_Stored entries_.
────

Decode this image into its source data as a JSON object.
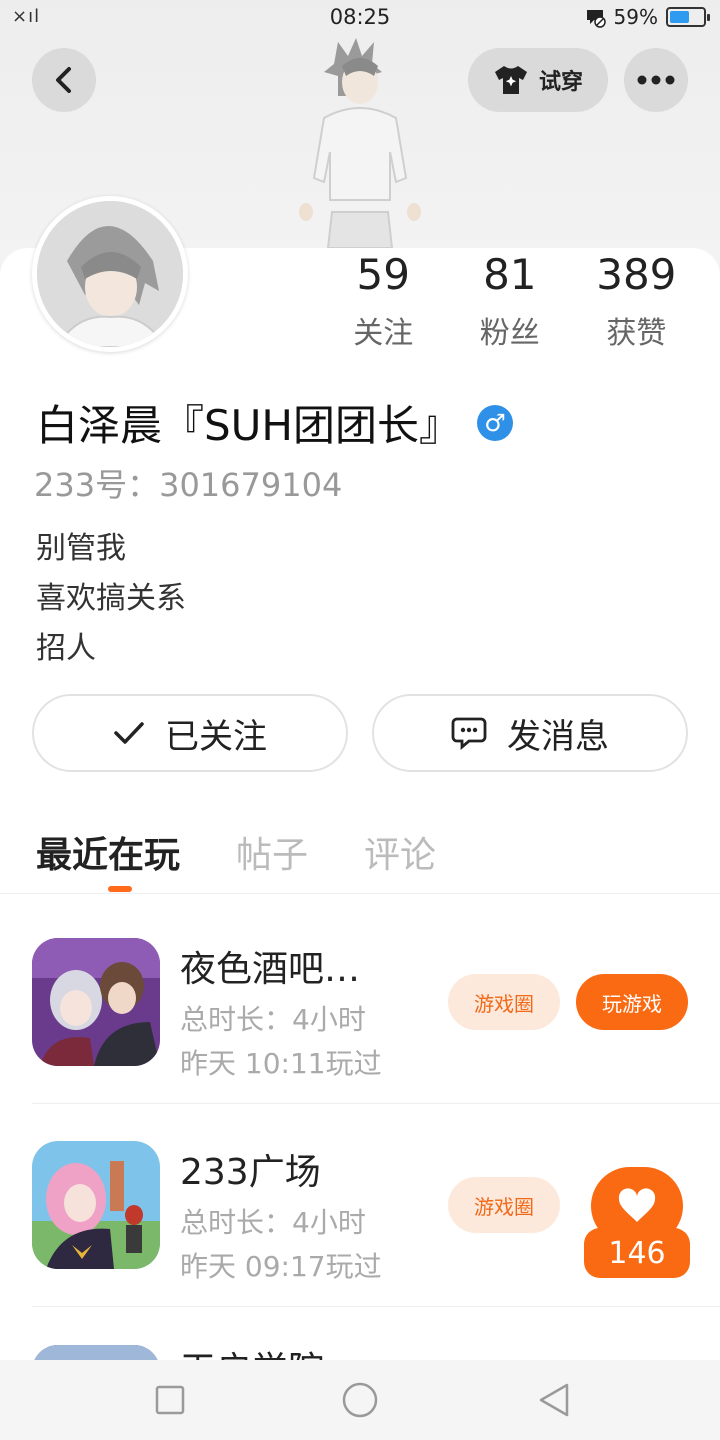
{
  "status_bar": {
    "signal": "×ıl",
    "time": "08:25",
    "battery_percent": "59%",
    "battery_level": 0.59
  },
  "header": {
    "try_on_label": "试穿"
  },
  "profile": {
    "stats": [
      {
        "num": "59",
        "label": "关注"
      },
      {
        "num": "81",
        "label": "粉丝"
      },
      {
        "num": "389",
        "label": "获赞"
      }
    ],
    "nickname": "白泽晨『SUH团团长』",
    "gender_symbol": "♂",
    "uid": "233号：301679104",
    "bio_lines": [
      "别管我",
      "喜欢搞关系",
      "招人"
    ]
  },
  "actions": {
    "follow_label": "已关注",
    "message_label": "发消息"
  },
  "tabs": [
    "最近在玩",
    "帖子",
    "评论"
  ],
  "games": [
    {
      "title": "夜色酒吧…",
      "duration": "总时长：4小时",
      "last_played": "昨天 10:11玩过",
      "circle_label": "游戏圈",
      "play_label": "玩游戏"
    },
    {
      "title": "233广场",
      "duration": "总时长：4小时",
      "last_played": "昨天 09:17玩过",
      "circle_label": "游戏圈"
    },
    {
      "title": "天启学院…"
    }
  ],
  "floating_like": {
    "count": "146"
  },
  "colors": {
    "accent": "#fa6a12",
    "accent_light": "#fde9dc",
    "male_blue": "#2f90e8"
  }
}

────

_The task_. Repeat the material verbatim. Do not carry over any picture.

_Output of the task_.
Decode this image into its source data as a JSON object.
{
  "status_bar": {
    "signal": "×ıl",
    "time": "08:25",
    "battery_percent": "59%",
    "battery_level": 0.59
  },
  "header": {
    "try_on_label": "试穿"
  },
  "profile": {
    "stats": [
      {
        "num": "59",
        "label": "关注"
      },
      {
        "num": "81",
        "label": "粉丝"
      },
      {
        "num": "389",
        "label": "获赞"
      }
    ],
    "nickname": "白泽晨『SUH团团长』",
    "gender_symbol": "♂",
    "uid": "233号：301679104",
    "bio_lines": [
      "别管我",
      "喜欢搞关系",
      "招人"
    ]
  },
  "actions": {
    "follow_label": "已关注",
    "message_label": "发消息"
  },
  "tabs": [
    "最近在玩",
    "帖子",
    "评论"
  ],
  "games": [
    {
      "title": "夜色酒吧…",
      "duration": "总时长：4小时",
      "last_played": "昨天 10:11玩过",
      "circle_label": "游戏圈",
      "play_label": "玩游戏"
    },
    {
      "title": "233广场",
      "duration": "总时长：4小时",
      "last_played": "昨天 09:17玩过",
      "circle_label": "游戏圈"
    },
    {
      "title": "天启学院…"
    }
  ],
  "floating_like": {
    "count": "146"
  },
  "colors": {
    "accent": "#fa6a12",
    "accent_light": "#fde9dc",
    "male_blue": "#2f90e8"
  }
}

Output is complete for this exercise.